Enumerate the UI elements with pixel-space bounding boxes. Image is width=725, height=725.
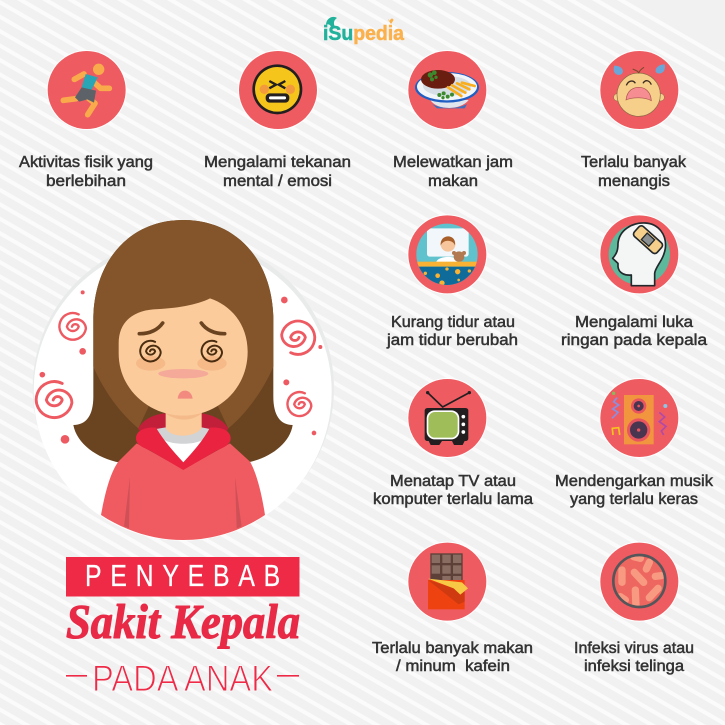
label: mental / emosi [223,173,332,190]
neck [166,407,202,457]
icon: chocolate bar [407,542,487,622]
icon: stressed face [238,50,318,130]
panel: mental stress [204,50,351,190]
panel: lack of sleep [386,214,518,349]
subheading: PADA ANAK [92,658,273,699]
icon: television [407,378,487,458]
label: Terlalu banyak makan [372,640,533,657]
panel: physical activity [19,50,153,190]
label: Mengalami luka [575,314,693,331]
label: menangis [598,173,670,190]
nose blush [158,369,208,378]
panel: caffeine [372,542,533,675]
label [393,154,513,190]
eyebrows [139,323,225,334]
title banner: PENYEBAB [85,558,280,593]
icon: bacteria [599,542,679,622]
label [373,473,533,508]
label [555,473,713,508]
label: Terlalu banyak [581,154,686,171]
label: Kurang tidur atau [391,314,515,331]
label: Mengalami tekanan [204,154,351,171]
mouth [178,391,193,399]
label [372,640,533,675]
label [204,154,351,190]
label: jam tidur berubah [386,332,518,349]
panel: minor head injury [561,214,707,349]
icon: runner [47,50,127,130]
label [561,314,707,349]
hood collar [136,427,231,470]
hair front [93,220,273,428]
icon: plate of food [407,50,487,130]
sweater [101,443,265,540]
script heading: Sakit Kepala [66,594,300,649]
cheeks [136,356,227,371]
dizzy spirals and dots [36,290,322,444]
icon: child in bed [407,214,487,294]
label: Infeksi virus atau [574,640,694,657]
label: / minum kafein [396,658,510,675]
face [119,298,248,416]
logo: iSupedia: iSupedia [323,23,405,45]
icon: crying baby [599,50,679,130]
dizzy eyes [140,341,222,361]
icon: speaker [599,378,679,458]
hair back [73,220,293,463]
label [19,154,153,190]
panel: girl illustration [33,220,334,541]
title block [66,557,300,699]
icon: bandaged head [599,214,679,294]
label: Melewatkan jam [393,154,513,171]
label [581,154,686,190]
panel: too much screen time [373,378,533,508]
hood back [138,413,228,443]
label: komputer terlalu lama [373,491,533,508]
panel: loud music [555,378,713,508]
label: makan [428,173,478,190]
collar [156,427,210,462]
label: Mendengarkan musik [555,473,713,490]
label: infeksi telinga [584,658,684,675]
panel: infection [574,542,694,675]
label: berlebihan [46,173,126,190]
label: ringan pada kepala [561,332,707,349]
label [574,640,694,675]
label [386,314,518,349]
circle backdrop [33,238,334,541]
label: Menatap TV atau [390,473,516,490]
label: Aktivitas fisik yang [19,154,153,171]
panel: skipped meals [393,50,513,190]
label: yang terlalu keras [570,491,698,508]
panel: too much crying [581,50,686,190]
____________________
▶ _Task requirements_
If a record holds a picture, leave the picture out and transcribe everything else exactly.

▶ _Written reply_
Enumerate the UI elements with pixel-space bounding boxes. Image is width=725, height=725.
label: mental / emosi [223,173,332,190]
neck [166,407,202,457]
icon: chocolate bar [407,542,487,622]
icon: stressed face [238,50,318,130]
panel: mental stress [204,50,351,190]
panel: lack of sleep [386,214,518,349]
subheading: PADA ANAK [92,658,273,699]
icon: television [407,378,487,458]
label: Terlalu banyak makan [372,640,533,657]
panel: physical activity [19,50,153,190]
label: Mengalami luka [575,314,693,331]
label: menangis [598,173,670,190]
nose blush [158,369,208,378]
panel: caffeine [372,542,533,675]
label [393,154,513,190]
eyebrows [139,323,225,334]
title banner: PENYEBAB [85,558,280,593]
icon: bacteria [599,542,679,622]
label [373,473,533,508]
label [555,473,713,508]
label: Terlalu banyak [581,154,686,171]
label: Kurang tidur atau [391,314,515,331]
label: Mengalami tekanan [204,154,351,171]
mouth [178,391,193,399]
label [372,640,533,675]
label [204,154,351,190]
label: jam tidur berubah [386,332,518,349]
panel: minor head injury [561,214,707,349]
icon: runner [47,50,127,130]
label [561,314,707,349]
hood collar [136,427,231,470]
hair front [93,220,273,428]
icon: plate of food [407,50,487,130]
sweater [101,443,265,540]
script heading: Sakit Kepala [66,594,300,649]
cheeks [136,356,227,371]
dizzy spirals and dots [36,290,322,444]
icon: child in bed [407,214,487,294]
label: Infeksi virus atau [574,640,694,657]
label: / minum kafein [396,658,510,675]
face [119,298,248,416]
logo: iSupedia: iSupedia [323,23,405,45]
icon: crying baby [599,50,679,130]
dizzy eyes [140,341,222,361]
icon: speaker [599,378,679,458]
hair back [73,220,293,463]
label [19,154,153,190]
panel: girl illustration [33,220,334,541]
title block [66,557,300,699]
icon: bandaged head [599,214,679,294]
label: Melewatkan jam [393,154,513,171]
label [581,154,686,190]
panel: too much screen time [373,378,533,508]
hood back [138,413,228,443]
label: komputer terlalu lama [373,491,533,508]
panel: loud music [555,378,713,508]
label: makan [428,173,478,190]
collar [156,427,210,462]
label: Mendengarkan musik [555,473,713,490]
label: infeksi telinga [584,658,684,675]
panel: infection [574,542,694,675]
label: berlebihan [46,173,126,190]
label: ringan pada kepala [561,332,707,349]
label [574,640,694,675]
label [386,314,518,349]
circle backdrop [33,238,334,541]
label: Menatap TV atau [390,473,516,490]
label: Aktivitas fisik yang [19,154,153,171]
panel: skipped meals [393,50,513,190]
label: yang terlalu keras [570,491,698,508]
panel: too much crying [581,50,686,190]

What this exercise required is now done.